— Problem requirements —
Find all lines in the listing that include the word "name", then copy them.

— Records shown —
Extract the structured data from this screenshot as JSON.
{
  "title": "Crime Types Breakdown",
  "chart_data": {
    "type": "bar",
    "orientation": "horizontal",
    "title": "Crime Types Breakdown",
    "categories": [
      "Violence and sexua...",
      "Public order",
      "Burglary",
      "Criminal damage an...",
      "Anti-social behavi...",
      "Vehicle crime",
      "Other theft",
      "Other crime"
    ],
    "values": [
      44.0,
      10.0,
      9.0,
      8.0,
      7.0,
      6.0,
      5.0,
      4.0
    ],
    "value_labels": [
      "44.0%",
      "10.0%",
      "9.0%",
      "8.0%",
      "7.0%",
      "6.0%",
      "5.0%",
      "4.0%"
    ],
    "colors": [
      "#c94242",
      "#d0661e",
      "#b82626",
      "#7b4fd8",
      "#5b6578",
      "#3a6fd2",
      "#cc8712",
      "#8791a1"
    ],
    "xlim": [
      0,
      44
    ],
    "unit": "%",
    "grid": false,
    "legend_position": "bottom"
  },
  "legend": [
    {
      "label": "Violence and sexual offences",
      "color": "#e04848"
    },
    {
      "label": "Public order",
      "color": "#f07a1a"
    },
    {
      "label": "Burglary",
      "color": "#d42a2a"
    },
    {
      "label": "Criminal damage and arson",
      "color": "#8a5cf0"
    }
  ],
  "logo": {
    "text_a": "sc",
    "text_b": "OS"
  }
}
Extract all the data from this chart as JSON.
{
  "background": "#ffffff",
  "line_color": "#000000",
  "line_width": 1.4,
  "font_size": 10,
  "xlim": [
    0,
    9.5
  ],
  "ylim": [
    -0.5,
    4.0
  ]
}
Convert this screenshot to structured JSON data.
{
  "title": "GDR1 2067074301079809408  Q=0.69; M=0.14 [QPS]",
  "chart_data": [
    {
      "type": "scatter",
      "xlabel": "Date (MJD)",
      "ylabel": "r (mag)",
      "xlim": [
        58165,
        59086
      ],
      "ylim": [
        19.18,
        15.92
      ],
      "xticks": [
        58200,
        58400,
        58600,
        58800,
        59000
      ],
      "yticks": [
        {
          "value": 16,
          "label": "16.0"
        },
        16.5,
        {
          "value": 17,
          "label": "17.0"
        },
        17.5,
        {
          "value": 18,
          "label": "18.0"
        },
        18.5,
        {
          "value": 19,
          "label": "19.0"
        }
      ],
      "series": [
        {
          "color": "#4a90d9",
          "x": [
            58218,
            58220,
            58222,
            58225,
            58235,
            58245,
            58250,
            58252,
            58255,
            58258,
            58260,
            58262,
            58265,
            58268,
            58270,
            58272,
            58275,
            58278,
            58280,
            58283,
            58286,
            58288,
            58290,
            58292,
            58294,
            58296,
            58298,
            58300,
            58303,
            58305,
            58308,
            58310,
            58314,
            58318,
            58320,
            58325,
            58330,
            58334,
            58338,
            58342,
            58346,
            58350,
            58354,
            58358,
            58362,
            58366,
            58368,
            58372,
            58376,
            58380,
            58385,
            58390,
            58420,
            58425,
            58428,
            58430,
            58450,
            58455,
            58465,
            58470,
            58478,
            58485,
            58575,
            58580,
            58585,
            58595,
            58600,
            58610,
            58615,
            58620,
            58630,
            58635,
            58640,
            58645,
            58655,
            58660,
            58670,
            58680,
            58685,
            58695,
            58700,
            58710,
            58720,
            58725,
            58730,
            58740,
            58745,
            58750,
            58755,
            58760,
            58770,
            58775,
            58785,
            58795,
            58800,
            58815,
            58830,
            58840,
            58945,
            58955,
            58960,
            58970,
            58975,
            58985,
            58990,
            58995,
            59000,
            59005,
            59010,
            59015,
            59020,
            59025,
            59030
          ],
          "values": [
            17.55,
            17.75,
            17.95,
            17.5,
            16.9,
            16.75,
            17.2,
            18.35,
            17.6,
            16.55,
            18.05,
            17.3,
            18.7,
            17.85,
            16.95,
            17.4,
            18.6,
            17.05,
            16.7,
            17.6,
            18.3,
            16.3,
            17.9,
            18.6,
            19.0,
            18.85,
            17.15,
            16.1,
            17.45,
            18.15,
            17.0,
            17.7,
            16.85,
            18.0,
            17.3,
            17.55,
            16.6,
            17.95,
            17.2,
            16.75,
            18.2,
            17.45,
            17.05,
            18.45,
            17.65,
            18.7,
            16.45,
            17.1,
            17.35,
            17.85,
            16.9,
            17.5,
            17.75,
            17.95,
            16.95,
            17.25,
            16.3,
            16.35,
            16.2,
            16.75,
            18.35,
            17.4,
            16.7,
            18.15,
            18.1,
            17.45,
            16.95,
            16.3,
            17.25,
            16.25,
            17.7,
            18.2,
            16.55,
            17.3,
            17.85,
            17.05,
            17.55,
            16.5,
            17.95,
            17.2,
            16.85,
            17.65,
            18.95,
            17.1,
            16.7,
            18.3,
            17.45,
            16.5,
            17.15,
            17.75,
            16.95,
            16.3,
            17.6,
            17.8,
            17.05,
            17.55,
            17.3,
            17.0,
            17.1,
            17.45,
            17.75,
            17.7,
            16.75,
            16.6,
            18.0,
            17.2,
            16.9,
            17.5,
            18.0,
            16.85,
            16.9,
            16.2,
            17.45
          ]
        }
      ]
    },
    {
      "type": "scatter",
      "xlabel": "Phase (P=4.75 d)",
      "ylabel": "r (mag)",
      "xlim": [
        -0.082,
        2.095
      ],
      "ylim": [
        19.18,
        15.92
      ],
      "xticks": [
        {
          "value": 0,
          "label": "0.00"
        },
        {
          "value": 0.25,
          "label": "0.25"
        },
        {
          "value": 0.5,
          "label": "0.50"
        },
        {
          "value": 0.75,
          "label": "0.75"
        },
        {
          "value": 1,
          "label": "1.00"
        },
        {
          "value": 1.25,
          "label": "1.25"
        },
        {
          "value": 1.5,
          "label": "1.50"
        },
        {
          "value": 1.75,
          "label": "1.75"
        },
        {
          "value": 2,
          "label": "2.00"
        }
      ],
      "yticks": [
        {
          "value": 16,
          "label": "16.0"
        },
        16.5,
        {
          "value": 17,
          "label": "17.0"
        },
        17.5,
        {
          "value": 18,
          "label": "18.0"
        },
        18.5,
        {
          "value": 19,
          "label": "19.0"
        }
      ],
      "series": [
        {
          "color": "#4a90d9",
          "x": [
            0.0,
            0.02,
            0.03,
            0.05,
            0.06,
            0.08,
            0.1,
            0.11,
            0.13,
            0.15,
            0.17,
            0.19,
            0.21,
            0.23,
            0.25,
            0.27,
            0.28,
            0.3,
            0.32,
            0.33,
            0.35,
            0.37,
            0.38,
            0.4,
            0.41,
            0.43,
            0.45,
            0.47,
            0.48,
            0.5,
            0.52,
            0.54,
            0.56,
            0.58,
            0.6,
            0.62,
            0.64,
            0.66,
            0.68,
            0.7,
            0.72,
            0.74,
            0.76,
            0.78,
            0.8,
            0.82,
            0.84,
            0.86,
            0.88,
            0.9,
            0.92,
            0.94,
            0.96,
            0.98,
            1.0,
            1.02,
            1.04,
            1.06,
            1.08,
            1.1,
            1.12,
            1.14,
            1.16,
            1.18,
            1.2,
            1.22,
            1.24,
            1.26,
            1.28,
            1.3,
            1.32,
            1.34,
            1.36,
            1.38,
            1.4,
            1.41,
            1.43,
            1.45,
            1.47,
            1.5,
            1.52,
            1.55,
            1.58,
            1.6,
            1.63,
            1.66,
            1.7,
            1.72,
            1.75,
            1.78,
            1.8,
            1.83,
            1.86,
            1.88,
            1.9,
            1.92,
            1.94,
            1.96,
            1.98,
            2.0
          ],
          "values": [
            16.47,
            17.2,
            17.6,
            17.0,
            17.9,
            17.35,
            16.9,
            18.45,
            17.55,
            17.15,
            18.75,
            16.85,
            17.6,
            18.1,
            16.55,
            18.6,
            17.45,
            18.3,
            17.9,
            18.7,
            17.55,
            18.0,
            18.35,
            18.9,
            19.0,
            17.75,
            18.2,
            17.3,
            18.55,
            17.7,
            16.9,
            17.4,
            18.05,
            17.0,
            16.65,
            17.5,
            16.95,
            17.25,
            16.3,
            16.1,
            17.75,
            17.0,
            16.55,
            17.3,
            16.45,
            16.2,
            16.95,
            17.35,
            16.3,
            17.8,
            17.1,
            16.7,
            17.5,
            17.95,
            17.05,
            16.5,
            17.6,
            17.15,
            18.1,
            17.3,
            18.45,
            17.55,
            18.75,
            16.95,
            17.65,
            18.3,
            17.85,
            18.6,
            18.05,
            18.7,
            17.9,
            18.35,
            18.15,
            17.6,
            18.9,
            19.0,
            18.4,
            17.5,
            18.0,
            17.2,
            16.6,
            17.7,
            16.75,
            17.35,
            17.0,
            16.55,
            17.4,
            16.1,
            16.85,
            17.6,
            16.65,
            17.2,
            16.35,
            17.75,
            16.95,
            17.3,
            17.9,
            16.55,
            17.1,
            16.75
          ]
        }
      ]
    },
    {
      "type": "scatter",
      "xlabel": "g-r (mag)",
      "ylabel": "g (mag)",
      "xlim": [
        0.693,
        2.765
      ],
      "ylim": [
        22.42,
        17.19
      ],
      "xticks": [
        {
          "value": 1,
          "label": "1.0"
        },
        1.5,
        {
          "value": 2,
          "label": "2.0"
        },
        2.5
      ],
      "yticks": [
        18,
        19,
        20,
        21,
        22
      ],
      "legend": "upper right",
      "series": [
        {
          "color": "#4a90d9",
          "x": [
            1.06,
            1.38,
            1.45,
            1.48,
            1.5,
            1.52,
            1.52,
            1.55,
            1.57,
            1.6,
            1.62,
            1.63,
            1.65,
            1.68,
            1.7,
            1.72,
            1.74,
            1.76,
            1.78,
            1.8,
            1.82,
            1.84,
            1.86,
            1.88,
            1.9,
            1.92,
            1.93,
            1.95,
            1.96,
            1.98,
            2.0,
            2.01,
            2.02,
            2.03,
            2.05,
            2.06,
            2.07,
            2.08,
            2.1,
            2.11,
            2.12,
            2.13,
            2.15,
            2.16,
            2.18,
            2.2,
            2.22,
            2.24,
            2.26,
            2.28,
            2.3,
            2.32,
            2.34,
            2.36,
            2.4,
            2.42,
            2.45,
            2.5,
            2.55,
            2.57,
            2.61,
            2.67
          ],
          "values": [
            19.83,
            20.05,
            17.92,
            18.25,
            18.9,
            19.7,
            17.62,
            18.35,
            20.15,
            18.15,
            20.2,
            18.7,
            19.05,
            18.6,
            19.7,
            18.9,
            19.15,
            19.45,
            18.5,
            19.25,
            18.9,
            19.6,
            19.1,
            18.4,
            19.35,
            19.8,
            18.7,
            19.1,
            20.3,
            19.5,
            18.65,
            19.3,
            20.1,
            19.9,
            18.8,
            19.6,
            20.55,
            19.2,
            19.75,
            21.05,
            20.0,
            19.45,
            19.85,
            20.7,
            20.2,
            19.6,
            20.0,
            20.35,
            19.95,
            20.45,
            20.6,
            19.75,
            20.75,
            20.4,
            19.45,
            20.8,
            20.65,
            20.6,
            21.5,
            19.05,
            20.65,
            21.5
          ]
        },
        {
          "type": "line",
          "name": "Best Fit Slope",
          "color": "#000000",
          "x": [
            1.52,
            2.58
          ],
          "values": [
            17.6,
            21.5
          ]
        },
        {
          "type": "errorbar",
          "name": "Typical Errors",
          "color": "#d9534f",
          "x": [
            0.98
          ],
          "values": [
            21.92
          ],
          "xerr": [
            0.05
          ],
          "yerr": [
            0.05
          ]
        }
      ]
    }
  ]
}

— Solution —
          "name": "Best Fit Slope",
          "name": "Typical Errors",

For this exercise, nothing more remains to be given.